WHAT IS EXPECTED:
Update the data lines starting with the line that contains "- volume-bar: [9, 438, 13, 440]" and going on through the line that contains "- candle-body: [230, 318, 233, 346]": change every "volume-bar" to "volume-column" and leave everything else as it is. Return only those lines.

==*==

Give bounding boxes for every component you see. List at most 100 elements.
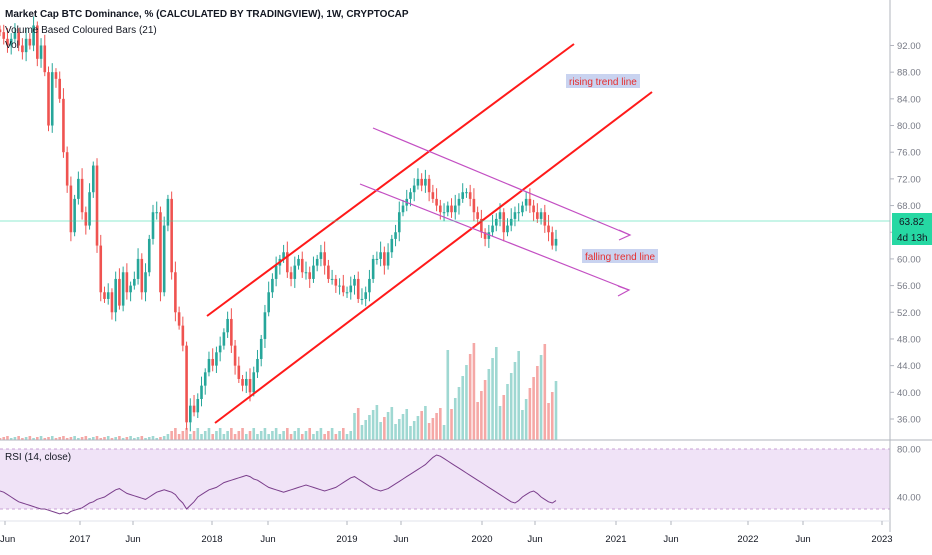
- volume-bar: [9, 438, 13, 440]
- volume-bar: [543, 344, 547, 440]
- candle-body: [297, 258, 300, 266]
- volume-bar: [166, 434, 170, 440]
- candle-body: [390, 238, 394, 253]
- candle-body: [494, 218, 498, 226]
- volume-bar: [13, 437, 17, 440]
- candle-body: [420, 178, 423, 186]
- candle-body: [532, 205, 535, 213]
- volume-bar: [513, 362, 517, 440]
- volume-bar: [550, 392, 554, 440]
- candle-body: [547, 225, 550, 233]
- candle-body: [446, 205, 450, 213]
- volume-bar: [17, 436, 20, 440]
- rsi-label[interactable]: RSI (14, close): [5, 452, 72, 463]
- candle-body: [230, 318, 233, 346]
- volume-label[interactable]: Vol: [5, 40, 19, 51]
- volume-bar: [203, 431, 207, 440]
- candle-body: [203, 372, 207, 386]
- last-price-tag[interactable]: 63.82 4d 13h: [892, 213, 932, 245]
- candle-body: [293, 265, 297, 279]
- candle-body: [200, 385, 203, 399]
- volume-bar: [69, 437, 73, 440]
- falling-note-text: falling trend line: [585, 252, 655, 263]
- candle-body: [69, 185, 73, 233]
- volume-bar: [103, 437, 106, 440]
- x-tick-label: 2023: [871, 534, 892, 545]
- falling-trend-line-lower[interactable]: [359, 183, 630, 291]
- volume-bar: [50, 436, 54, 440]
- candle-body: [394, 232, 397, 239]
- volume-bar: [181, 431, 185, 440]
- volume-bar: [222, 434, 226, 440]
- volume-bar: [278, 434, 282, 440]
- volume-bar: [487, 369, 491, 440]
- volume-bar: [77, 438, 80, 440]
- rising-trend-line-lower[interactable]: [214, 91, 653, 424]
- candle-body: [375, 258, 379, 260]
- candle-body: [274, 265, 278, 279]
- candle-body: [36, 25, 39, 59]
- volume-bar: [524, 399, 528, 440]
- falling-trend-line-upper[interactable]: [372, 127, 631, 236]
- x-tick-label: 2018: [201, 534, 222, 545]
- x-tick-label: 2020: [471, 534, 492, 545]
- volume-bar: [394, 424, 397, 440]
- volume-bar: [364, 420, 367, 440]
- volume-bar: [345, 434, 349, 440]
- candle-body: [114, 278, 117, 313]
- volume-bar: [170, 431, 173, 440]
- rsi-line: [0, 454, 557, 515]
- volume-bar: [28, 436, 32, 440]
- volume-bar: [383, 417, 386, 440]
- candle-body: [267, 292, 270, 313]
- volume-bar: [401, 414, 405, 440]
- volume-bar: [323, 434, 326, 440]
- candle-body: [401, 205, 405, 213]
- candle-body: [424, 178, 427, 186]
- candle-body: [513, 212, 517, 219]
- candle-body: [136, 258, 140, 279]
- volume-bar: [480, 391, 483, 440]
- volume-bar: [334, 434, 338, 440]
- candle-body: [147, 238, 151, 273]
- candle-body: [110, 292, 114, 313]
- indicator-label[interactable]: Volume Based Coloured Bars (21): [5, 25, 157, 36]
- x-tick-label: Jun: [393, 534, 408, 545]
- volume-bar: [390, 407, 394, 440]
- volume-bar: [118, 436, 121, 440]
- volume-bar: [151, 436, 155, 440]
- y-tick-label: 72.00: [897, 174, 921, 185]
- volume-bar: [539, 355, 543, 440]
- volume-bar: [494, 347, 498, 440]
- volume-bar: [159, 437, 162, 440]
- candle-body: [323, 252, 326, 266]
- volume-bar: [32, 438, 35, 440]
- falling-note-background: [582, 249, 658, 263]
- volume-bar: [24, 437, 28, 440]
- x-tick-label: 2021: [605, 534, 626, 545]
- candle-body: [349, 285, 353, 293]
- rising-trend-line-upper[interactable]: [206, 43, 575, 317]
- volume-bar: [125, 437, 129, 440]
- rising-trend-note[interactable]: rising trend line: [566, 74, 640, 88]
- candle-body: [450, 205, 453, 213]
- candle-body: [498, 212, 502, 219]
- falling-trend-note[interactable]: falling trend line: [582, 249, 658, 263]
- volume-bar: [54, 438, 58, 440]
- volume-bar: [189, 434, 192, 440]
- volume-bar: [259, 431, 263, 440]
- y-tick-label: 80.00: [897, 121, 921, 132]
- volume-bar: [84, 436, 88, 440]
- candle-body: [491, 225, 494, 233]
- candle-body: [550, 232, 554, 246]
- volume-bar: [375, 405, 379, 440]
- candle-body: [65, 152, 69, 186]
- candle-body: [502, 212, 506, 233]
- chart-title[interactable]: Market Cap BTC Dominance, % (CALCULATED …: [5, 9, 409, 20]
- candle-body: [140, 258, 144, 293]
- candle-body: [543, 212, 547, 226]
- candle-body: [215, 352, 218, 366]
- volume-bar: [435, 413, 438, 440]
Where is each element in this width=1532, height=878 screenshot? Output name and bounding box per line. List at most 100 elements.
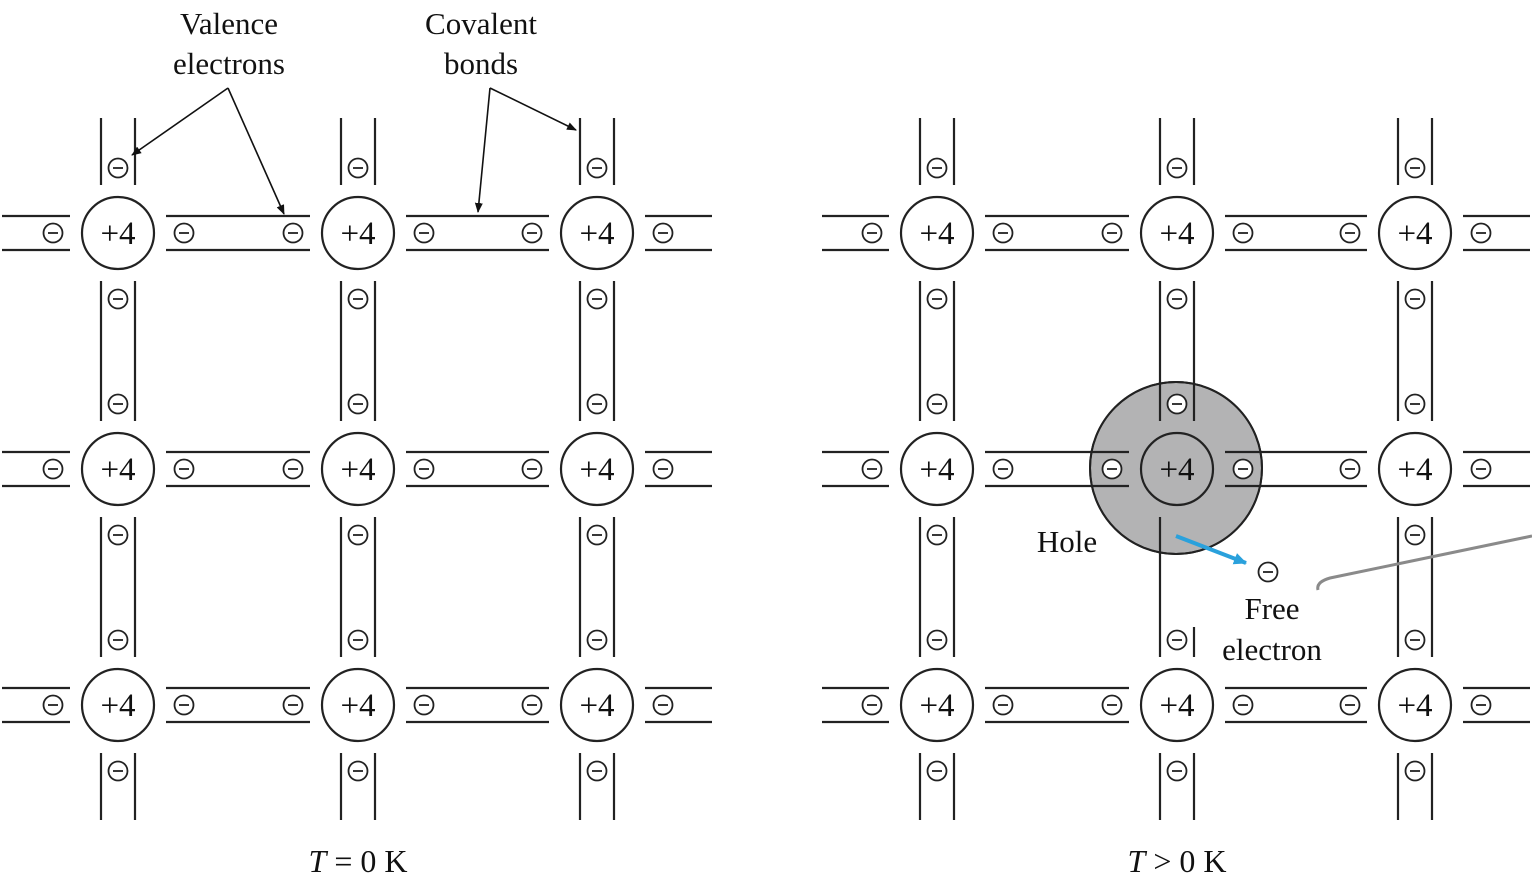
valence-electron bbox=[1166, 629, 1188, 651]
covalent-bond bbox=[2, 214, 70, 252]
silicon-atom: +4 bbox=[1377, 195, 1453, 271]
valence-electron bbox=[107, 157, 129, 179]
silicon-atom: +4 bbox=[559, 195, 635, 271]
valence-electron bbox=[586, 524, 608, 546]
valence-electron bbox=[1404, 393, 1426, 415]
covalent-bond bbox=[985, 450, 1129, 488]
covalent-bond bbox=[645, 686, 712, 724]
valence-electron bbox=[926, 760, 948, 782]
silicon-atom: +4 bbox=[1377, 667, 1453, 743]
valence-electron bbox=[926, 157, 948, 179]
valence-electron bbox=[652, 458, 674, 480]
valence-electron bbox=[347, 393, 369, 415]
valence-electron bbox=[1470, 222, 1492, 244]
covalent-bond bbox=[578, 118, 616, 185]
covalent-bond bbox=[645, 214, 712, 252]
silicon-atom: +4 bbox=[1377, 431, 1453, 507]
covalent-bond bbox=[822, 214, 889, 252]
atom-charge-label: +4 bbox=[100, 216, 135, 252]
valence-electron bbox=[173, 458, 195, 480]
atom-charge-label: +4 bbox=[579, 688, 614, 724]
caption-left: T = 0 K bbox=[309, 843, 408, 878]
atom-charge-label: +4 bbox=[579, 216, 614, 252]
covalent-bond bbox=[1463, 450, 1530, 488]
valence-electron bbox=[992, 694, 1014, 716]
covalent-bond bbox=[339, 118, 377, 185]
covalent-bond bbox=[2, 686, 70, 724]
covalent-bond bbox=[166, 686, 310, 724]
valence-electron bbox=[413, 458, 435, 480]
silicon-atom: +4 bbox=[899, 667, 975, 743]
covalent-bond bbox=[406, 450, 549, 488]
covalent-bond bbox=[1225, 450, 1367, 488]
covalent-bond bbox=[1158, 753, 1196, 820]
valence-electron bbox=[282, 222, 304, 244]
atom-charge-label: +4 bbox=[100, 688, 135, 724]
valence-electron bbox=[1232, 458, 1254, 480]
silicon-atom: +4 bbox=[1139, 195, 1215, 271]
valence-electron bbox=[926, 629, 948, 651]
lattice-above-zero-kelvin: +4 +4 +4 +4 +4 +4 +4 +4 +4 bbox=[822, 118, 1530, 820]
valence-electron bbox=[347, 288, 369, 310]
free-electron bbox=[1257, 561, 1279, 583]
valence-electron bbox=[42, 222, 64, 244]
covalent-bond bbox=[918, 517, 956, 657]
covalent-bond bbox=[166, 450, 310, 488]
valence-electron bbox=[347, 760, 369, 782]
valence-electron bbox=[586, 393, 608, 415]
covalent-bond bbox=[578, 517, 616, 657]
valence-electron bbox=[586, 157, 608, 179]
covalent-bond bbox=[1396, 753, 1434, 820]
valence-electron-arrows bbox=[131, 87, 285, 215]
valence-electron bbox=[586, 288, 608, 310]
covalent-bond bbox=[578, 281, 616, 421]
valence-electron bbox=[992, 458, 1014, 480]
covalent-bond bbox=[1225, 214, 1367, 252]
valence-electron bbox=[1404, 629, 1426, 651]
atom-charge-label: +4 bbox=[579, 452, 614, 488]
covalent-bond bbox=[918, 118, 956, 185]
covalent-bonds-label-line2: bonds bbox=[444, 46, 518, 81]
valence-electrons-label-line1: Valence bbox=[180, 6, 278, 41]
covalent-bond bbox=[1463, 686, 1530, 724]
silicon-atom: +4 bbox=[559, 667, 635, 743]
covalent-bond bbox=[406, 686, 549, 724]
valence-electron bbox=[652, 222, 674, 244]
hole-outline bbox=[1089, 381, 1263, 555]
covalent-bonds-label-line1: Covalent bbox=[425, 6, 537, 41]
atom-charge-label: +4 bbox=[919, 688, 954, 724]
covalent-bond bbox=[822, 686, 889, 724]
valence-electron bbox=[347, 629, 369, 651]
valence-electron bbox=[1101, 222, 1123, 244]
free-electron-arrow bbox=[1175, 534, 1247, 565]
silicon-atom: +4 bbox=[80, 667, 156, 743]
valence-electron bbox=[586, 760, 608, 782]
atom-charge-label: +4 bbox=[919, 216, 954, 252]
valence-electron bbox=[926, 288, 948, 310]
covalent-bond bbox=[985, 214, 1129, 252]
silicon-atom: +4 bbox=[320, 195, 396, 271]
valence-electron bbox=[282, 458, 304, 480]
atom-charge-label: +4 bbox=[1159, 216, 1194, 252]
valence-electron bbox=[1232, 694, 1254, 716]
covalent-bond bbox=[918, 753, 956, 820]
covalent-bond bbox=[166, 214, 310, 252]
valence-electron bbox=[1166, 288, 1188, 310]
silicon-atom: +4 bbox=[1139, 667, 1215, 743]
covalent-bond bbox=[822, 450, 889, 488]
valence-electron bbox=[861, 694, 883, 716]
valence-electron bbox=[1470, 458, 1492, 480]
valence-electron bbox=[1232, 222, 1254, 244]
valence-electron bbox=[1404, 760, 1426, 782]
silicon-atom: +4 bbox=[899, 195, 975, 271]
silicon-atom: +4 bbox=[1139, 431, 1215, 507]
covalent-bond bbox=[339, 281, 377, 421]
atom-charge-label: +4 bbox=[1397, 452, 1432, 488]
valence-electron bbox=[347, 524, 369, 546]
valence-electron bbox=[1404, 288, 1426, 310]
covalent-bond bbox=[645, 450, 712, 488]
valence-electron bbox=[926, 393, 948, 415]
valence-electron bbox=[992, 222, 1014, 244]
covalent-bond bbox=[1158, 281, 1196, 421]
valence-electron bbox=[107, 760, 129, 782]
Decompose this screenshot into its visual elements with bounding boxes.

==*==

SOLUTION TO THIS TASK:
- volume-column: [9, 438, 13, 440]
- volume-column: [543, 344, 547, 440]
- candle-body: [297, 258, 300, 266]
- volume-column: [166, 434, 170, 440]
- candle-body: [390, 238, 394, 253]
- candle-body: [494, 218, 498, 226]
- volume-column: [13, 437, 17, 440]
- candle-body: [420, 178, 423, 186]
- candle-body: [532, 205, 535, 213]
- volume-column: [513, 362, 517, 440]
- volume-column: [550, 392, 554, 440]
- candle-body: [547, 225, 550, 233]
- candle-body: [446, 205, 450, 213]
- volume-column: [17, 436, 20, 440]
- rsi-label[interactable]: RSI (14, close): [5, 452, 72, 463]
- candle-body: [230, 318, 233, 346]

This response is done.